◆ **What to do**: Scan the records below for lines with the word "未经甲方书面同意", then state how many you find and nothing else.

Dataset entries
☆ ☆ ☆ ☆ ☆ ☆ ☆
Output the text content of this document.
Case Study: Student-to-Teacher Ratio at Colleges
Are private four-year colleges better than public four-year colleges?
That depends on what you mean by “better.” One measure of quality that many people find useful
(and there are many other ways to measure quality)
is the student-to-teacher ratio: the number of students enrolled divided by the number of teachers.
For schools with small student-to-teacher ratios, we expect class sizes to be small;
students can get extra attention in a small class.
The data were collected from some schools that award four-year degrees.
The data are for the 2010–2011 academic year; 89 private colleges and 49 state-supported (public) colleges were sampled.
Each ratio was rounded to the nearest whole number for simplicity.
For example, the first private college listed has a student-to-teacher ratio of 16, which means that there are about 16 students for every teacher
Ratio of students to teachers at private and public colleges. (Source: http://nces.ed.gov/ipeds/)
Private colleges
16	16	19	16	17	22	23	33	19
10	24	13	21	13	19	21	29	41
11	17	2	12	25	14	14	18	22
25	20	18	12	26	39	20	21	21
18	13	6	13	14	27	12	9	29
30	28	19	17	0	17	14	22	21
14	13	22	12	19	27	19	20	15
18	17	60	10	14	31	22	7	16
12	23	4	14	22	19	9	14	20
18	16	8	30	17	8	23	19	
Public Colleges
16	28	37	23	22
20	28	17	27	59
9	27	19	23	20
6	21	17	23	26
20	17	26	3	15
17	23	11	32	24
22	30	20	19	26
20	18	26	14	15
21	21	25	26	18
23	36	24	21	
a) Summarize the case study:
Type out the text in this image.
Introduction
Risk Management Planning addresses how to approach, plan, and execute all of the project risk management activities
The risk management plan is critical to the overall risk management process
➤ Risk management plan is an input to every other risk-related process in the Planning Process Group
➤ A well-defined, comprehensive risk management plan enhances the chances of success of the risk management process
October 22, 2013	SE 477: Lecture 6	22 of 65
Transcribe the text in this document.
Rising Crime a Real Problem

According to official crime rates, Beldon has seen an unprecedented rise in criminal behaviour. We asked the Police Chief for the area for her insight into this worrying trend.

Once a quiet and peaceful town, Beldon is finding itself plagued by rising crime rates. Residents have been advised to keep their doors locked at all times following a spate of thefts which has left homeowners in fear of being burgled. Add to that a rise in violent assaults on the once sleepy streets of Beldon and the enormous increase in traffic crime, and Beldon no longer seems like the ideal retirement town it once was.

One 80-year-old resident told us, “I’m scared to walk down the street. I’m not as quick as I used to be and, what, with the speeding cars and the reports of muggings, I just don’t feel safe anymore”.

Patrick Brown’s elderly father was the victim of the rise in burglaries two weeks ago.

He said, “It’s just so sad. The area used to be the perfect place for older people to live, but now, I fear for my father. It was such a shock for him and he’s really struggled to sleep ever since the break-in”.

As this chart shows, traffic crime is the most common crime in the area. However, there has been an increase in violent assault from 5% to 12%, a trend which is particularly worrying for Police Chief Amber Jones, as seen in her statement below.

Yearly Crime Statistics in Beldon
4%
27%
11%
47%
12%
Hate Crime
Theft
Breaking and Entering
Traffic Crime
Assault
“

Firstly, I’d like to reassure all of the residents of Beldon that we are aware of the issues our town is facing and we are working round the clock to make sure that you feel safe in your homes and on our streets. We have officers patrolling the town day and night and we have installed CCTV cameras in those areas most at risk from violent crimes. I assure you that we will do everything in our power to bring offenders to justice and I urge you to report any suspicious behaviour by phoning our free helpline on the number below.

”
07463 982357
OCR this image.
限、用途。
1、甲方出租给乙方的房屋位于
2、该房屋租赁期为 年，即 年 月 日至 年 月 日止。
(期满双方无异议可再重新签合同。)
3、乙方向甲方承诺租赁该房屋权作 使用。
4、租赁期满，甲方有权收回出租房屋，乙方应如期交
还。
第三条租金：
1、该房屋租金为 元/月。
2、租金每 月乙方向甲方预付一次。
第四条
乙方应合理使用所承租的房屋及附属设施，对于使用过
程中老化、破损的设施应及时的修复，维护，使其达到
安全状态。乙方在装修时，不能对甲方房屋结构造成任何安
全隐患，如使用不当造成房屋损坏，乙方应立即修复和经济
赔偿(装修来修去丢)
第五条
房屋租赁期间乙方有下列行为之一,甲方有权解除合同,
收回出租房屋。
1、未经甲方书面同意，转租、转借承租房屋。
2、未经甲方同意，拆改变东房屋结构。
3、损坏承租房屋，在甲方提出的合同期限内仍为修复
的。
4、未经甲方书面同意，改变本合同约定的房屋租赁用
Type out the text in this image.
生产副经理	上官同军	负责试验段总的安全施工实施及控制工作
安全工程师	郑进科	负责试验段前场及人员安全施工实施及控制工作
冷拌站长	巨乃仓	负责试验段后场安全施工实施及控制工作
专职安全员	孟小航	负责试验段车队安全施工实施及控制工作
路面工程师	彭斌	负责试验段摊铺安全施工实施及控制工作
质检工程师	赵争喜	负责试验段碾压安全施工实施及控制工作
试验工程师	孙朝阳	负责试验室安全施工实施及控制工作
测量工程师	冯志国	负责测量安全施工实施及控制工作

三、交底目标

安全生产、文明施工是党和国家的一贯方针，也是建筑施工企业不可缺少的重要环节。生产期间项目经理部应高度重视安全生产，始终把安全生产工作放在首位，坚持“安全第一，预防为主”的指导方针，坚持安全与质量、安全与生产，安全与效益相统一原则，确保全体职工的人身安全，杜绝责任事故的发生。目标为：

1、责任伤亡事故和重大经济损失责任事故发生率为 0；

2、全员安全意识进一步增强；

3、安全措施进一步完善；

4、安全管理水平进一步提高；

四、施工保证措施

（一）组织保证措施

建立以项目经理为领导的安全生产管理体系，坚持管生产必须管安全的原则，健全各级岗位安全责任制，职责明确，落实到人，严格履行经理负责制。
☆ ☆ ☆ ☆ ☆ ☆ ☆
◆ **Written response**: 2